§ **Directions**:
Identify each line holding the string "APIs" and copy it.

§ **Information shown**:

※ ※ ※

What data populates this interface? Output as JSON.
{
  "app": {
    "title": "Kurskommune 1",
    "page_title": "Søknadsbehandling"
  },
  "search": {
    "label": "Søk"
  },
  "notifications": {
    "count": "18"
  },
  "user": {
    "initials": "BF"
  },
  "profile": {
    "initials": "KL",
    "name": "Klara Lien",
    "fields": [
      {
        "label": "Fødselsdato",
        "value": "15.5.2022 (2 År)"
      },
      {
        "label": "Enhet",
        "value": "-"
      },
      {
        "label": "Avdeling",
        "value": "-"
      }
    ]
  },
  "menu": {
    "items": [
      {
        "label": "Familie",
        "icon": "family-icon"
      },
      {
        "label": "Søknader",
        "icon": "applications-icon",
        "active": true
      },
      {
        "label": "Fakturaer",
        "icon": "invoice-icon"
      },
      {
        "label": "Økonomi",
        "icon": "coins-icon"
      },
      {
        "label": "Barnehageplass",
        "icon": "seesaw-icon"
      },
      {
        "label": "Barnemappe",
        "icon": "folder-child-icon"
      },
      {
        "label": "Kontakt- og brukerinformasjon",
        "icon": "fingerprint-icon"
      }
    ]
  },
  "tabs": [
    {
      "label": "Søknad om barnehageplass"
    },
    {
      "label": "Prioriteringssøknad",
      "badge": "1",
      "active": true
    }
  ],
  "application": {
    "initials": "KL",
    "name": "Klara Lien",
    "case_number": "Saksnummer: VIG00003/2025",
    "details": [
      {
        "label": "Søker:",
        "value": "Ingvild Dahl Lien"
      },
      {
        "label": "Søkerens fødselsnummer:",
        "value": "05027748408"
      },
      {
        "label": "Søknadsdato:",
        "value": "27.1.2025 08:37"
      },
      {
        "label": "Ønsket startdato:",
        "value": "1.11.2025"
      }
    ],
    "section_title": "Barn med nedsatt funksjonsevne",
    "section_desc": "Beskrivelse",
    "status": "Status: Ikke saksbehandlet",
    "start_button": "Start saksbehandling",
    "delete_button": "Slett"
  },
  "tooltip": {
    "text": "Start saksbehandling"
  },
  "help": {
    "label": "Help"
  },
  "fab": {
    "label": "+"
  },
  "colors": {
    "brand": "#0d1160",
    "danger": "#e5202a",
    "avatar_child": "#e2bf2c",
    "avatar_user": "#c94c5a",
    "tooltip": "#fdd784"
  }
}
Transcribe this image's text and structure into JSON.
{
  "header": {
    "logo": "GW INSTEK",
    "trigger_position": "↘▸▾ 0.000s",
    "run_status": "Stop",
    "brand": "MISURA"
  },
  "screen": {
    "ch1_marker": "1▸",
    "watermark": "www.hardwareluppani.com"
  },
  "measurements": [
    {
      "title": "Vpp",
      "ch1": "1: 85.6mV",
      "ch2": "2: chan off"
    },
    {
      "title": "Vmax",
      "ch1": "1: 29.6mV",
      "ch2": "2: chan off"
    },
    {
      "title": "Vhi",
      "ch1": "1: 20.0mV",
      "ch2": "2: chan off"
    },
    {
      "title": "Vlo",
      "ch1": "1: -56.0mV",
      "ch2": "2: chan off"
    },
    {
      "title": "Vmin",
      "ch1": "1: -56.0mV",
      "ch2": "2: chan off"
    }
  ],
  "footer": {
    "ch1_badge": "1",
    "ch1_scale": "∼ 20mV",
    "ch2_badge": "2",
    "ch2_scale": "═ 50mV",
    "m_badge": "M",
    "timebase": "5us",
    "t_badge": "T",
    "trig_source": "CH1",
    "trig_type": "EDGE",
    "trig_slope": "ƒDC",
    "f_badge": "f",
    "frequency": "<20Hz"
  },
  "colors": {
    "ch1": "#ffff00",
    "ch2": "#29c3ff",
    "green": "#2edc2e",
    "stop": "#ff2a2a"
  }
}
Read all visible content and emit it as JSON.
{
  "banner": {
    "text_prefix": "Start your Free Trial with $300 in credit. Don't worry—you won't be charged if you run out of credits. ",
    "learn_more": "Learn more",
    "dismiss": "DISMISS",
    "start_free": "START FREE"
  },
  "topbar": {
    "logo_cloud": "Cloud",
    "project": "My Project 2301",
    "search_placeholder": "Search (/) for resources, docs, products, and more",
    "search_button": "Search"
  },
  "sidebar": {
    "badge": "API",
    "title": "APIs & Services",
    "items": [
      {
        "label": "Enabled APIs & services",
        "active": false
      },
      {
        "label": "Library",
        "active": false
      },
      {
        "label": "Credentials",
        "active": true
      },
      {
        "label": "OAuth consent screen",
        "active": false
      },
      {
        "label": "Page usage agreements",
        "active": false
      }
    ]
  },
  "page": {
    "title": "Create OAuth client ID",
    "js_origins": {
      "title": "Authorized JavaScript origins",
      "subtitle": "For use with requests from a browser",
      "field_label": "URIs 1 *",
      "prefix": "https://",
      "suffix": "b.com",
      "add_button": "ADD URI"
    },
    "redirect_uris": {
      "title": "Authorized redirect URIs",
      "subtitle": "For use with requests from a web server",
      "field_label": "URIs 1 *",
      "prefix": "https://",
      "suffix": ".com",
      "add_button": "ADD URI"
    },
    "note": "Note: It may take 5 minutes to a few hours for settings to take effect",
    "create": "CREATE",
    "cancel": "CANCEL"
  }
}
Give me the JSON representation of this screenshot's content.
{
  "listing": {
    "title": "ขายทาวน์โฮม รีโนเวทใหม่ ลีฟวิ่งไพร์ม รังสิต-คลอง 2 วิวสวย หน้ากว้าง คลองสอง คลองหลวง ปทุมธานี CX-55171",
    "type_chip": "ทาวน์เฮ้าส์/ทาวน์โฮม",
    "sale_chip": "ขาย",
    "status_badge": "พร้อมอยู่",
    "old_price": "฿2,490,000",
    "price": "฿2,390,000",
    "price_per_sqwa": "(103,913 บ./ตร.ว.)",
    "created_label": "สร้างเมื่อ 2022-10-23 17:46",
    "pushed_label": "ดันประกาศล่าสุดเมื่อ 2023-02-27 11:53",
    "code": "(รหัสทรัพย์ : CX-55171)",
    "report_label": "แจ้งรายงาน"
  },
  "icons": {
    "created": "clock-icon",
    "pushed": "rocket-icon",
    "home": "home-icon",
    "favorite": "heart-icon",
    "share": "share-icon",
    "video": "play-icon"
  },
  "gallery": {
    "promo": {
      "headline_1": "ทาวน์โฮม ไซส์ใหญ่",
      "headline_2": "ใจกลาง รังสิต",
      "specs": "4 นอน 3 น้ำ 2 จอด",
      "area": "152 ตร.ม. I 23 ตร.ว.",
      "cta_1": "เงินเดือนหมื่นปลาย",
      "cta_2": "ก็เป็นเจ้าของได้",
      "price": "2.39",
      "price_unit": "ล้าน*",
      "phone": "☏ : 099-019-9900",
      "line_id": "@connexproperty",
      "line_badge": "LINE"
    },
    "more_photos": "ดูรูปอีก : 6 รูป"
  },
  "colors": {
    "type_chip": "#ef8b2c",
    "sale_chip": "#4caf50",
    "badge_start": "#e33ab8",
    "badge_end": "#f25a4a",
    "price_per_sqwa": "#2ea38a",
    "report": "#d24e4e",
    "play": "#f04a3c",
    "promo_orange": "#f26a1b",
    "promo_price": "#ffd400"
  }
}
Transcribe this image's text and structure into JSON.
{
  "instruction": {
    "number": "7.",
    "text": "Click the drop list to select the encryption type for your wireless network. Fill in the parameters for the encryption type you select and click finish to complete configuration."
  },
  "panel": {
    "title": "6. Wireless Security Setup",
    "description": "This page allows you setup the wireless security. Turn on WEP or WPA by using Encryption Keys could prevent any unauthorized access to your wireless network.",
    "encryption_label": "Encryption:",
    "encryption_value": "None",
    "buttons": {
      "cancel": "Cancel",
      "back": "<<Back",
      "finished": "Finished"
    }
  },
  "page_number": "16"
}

※ ※ ※

§ **Task solution**:
    "title": "APIs & Services",
        "label": "Enabled APIs & services",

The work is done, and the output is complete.